§ **INSTRUCTIONS TO FOLLOW**:
Determine the number of lines containing the word "WACCM", and state that figure alone.

§ **EXTRACTED MATERIAL**:
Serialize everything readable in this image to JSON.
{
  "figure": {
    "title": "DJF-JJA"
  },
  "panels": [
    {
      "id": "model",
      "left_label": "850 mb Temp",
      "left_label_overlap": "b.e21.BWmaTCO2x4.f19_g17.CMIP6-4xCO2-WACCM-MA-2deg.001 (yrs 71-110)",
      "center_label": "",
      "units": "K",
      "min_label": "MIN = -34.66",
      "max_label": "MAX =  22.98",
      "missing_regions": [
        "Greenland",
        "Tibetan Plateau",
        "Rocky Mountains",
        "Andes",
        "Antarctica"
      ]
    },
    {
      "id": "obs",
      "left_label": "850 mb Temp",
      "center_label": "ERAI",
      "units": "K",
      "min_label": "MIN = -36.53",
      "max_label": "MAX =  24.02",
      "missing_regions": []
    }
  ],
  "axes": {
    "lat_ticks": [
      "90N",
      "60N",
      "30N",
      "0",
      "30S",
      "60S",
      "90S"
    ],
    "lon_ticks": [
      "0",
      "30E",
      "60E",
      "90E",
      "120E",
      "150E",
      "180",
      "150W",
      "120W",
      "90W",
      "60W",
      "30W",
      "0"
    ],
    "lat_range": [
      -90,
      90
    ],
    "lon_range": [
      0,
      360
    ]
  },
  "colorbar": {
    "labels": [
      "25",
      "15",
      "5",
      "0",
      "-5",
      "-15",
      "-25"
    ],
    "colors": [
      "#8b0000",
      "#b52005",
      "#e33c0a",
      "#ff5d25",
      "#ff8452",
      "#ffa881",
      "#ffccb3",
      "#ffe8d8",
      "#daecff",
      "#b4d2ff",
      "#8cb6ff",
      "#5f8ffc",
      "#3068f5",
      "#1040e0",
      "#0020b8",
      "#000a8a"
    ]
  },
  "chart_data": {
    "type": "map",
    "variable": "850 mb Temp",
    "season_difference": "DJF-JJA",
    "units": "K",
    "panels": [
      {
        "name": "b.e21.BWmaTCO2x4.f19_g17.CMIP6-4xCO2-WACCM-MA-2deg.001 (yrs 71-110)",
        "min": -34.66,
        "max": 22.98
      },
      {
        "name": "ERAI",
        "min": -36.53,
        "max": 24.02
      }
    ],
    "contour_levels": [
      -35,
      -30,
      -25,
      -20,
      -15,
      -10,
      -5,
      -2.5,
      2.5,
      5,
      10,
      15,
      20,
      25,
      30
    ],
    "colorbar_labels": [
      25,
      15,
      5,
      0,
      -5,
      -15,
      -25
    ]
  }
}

§ **ANSWER FOR THIS EXERCISE**:
2